[Dataset excerpt]
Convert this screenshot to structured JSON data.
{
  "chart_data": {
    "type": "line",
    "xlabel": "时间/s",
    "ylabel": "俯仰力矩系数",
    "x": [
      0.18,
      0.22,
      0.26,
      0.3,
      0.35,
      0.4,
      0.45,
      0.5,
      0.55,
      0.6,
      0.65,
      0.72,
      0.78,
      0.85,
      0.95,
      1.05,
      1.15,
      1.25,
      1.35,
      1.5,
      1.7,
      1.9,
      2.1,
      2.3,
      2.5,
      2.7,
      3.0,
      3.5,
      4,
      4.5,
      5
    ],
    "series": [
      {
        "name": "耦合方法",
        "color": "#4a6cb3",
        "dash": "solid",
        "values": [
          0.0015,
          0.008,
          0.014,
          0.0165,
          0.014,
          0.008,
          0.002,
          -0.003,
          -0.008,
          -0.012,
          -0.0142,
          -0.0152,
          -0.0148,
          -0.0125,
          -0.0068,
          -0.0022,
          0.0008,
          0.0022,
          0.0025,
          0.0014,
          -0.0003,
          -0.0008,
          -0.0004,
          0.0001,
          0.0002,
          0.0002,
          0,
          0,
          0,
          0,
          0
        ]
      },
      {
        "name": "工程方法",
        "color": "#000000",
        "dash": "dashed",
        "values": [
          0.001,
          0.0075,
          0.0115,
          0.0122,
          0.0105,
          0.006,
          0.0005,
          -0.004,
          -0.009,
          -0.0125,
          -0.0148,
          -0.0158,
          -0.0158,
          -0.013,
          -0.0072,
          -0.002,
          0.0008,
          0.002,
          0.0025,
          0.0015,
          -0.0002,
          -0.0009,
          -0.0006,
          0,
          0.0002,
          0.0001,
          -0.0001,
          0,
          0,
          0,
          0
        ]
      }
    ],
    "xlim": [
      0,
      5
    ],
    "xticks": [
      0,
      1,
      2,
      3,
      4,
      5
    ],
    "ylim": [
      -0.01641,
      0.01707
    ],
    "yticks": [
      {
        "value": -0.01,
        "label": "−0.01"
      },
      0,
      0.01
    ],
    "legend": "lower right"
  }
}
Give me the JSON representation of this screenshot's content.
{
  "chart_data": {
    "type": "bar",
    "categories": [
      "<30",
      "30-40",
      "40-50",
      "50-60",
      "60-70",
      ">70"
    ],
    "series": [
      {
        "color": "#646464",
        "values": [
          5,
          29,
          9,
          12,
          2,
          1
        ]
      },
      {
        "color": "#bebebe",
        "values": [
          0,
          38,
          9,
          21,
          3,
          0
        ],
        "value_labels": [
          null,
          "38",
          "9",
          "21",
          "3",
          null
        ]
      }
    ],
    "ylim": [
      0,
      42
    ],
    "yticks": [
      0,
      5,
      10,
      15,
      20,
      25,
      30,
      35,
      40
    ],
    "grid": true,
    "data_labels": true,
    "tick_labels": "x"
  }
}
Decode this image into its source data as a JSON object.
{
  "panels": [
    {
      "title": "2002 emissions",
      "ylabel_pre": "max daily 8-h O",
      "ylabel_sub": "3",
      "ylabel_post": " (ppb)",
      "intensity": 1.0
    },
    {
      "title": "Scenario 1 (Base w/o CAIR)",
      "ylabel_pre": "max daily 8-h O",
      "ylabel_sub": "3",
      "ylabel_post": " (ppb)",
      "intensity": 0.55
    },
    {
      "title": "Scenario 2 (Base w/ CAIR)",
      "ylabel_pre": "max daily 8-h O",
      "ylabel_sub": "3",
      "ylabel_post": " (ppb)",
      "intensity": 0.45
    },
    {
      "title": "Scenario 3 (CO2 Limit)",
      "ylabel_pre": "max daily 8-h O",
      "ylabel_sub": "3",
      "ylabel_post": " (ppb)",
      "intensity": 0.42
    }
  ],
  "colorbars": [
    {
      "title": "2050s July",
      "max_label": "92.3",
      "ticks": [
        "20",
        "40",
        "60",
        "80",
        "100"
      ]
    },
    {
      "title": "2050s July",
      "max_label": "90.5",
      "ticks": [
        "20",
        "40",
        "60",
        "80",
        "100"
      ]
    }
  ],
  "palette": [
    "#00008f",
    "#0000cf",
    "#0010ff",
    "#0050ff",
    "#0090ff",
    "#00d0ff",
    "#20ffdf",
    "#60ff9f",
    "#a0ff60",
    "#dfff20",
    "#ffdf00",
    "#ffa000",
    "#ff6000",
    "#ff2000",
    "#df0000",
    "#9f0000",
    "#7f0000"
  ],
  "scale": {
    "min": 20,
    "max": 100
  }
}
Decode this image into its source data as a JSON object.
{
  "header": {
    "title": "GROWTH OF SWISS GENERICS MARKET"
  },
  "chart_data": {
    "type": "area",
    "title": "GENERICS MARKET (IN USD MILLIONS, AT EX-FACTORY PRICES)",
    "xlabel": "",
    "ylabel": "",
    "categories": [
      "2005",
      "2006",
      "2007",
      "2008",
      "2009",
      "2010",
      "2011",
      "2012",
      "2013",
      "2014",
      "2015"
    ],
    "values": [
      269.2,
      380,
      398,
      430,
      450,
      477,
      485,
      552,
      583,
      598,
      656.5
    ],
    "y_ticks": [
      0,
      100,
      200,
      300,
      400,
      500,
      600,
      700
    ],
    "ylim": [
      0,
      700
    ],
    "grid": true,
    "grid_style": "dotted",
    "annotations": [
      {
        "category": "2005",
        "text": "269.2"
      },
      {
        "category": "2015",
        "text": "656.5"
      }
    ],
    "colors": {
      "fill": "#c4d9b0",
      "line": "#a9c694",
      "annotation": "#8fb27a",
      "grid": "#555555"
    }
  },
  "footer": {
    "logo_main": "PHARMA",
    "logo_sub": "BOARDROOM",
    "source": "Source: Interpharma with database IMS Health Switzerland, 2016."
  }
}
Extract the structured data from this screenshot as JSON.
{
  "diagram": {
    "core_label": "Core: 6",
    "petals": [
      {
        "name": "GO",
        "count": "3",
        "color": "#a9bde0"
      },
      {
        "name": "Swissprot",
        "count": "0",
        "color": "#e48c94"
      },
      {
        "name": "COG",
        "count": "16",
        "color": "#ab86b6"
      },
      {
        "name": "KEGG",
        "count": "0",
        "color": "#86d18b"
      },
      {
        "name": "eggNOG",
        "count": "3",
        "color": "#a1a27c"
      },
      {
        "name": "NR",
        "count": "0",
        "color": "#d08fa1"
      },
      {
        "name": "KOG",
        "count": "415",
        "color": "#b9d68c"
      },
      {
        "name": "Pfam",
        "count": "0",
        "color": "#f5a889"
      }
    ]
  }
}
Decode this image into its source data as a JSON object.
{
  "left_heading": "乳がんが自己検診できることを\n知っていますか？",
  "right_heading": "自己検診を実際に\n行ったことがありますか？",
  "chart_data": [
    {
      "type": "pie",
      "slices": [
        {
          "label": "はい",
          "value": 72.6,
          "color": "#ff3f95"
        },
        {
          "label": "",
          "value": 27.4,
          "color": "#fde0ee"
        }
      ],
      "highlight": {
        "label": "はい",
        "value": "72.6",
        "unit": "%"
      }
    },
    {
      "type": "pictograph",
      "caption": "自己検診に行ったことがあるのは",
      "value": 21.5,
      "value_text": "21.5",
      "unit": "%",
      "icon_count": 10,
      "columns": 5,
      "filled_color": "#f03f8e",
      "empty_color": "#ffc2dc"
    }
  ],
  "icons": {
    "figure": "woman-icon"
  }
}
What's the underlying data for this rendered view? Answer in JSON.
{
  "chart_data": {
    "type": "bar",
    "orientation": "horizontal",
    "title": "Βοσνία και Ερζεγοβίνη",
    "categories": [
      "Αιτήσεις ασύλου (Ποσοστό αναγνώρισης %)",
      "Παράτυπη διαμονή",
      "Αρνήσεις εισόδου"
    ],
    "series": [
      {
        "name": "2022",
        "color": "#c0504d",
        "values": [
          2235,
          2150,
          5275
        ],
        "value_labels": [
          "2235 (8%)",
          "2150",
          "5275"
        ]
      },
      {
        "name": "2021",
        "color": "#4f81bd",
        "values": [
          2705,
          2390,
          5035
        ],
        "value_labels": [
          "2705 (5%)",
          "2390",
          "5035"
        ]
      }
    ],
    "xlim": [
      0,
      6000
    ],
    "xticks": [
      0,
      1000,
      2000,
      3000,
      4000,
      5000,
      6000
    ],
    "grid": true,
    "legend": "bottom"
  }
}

- _TO BE DONE_
Copy out all lines where the word "CAIR" appears.

- _SOLUTION FOR THIS TASK_
      "title": "Scenario 1 (Base w/o CAIR)",
      "title": "Scenario 2 (Base w/ CAIR)",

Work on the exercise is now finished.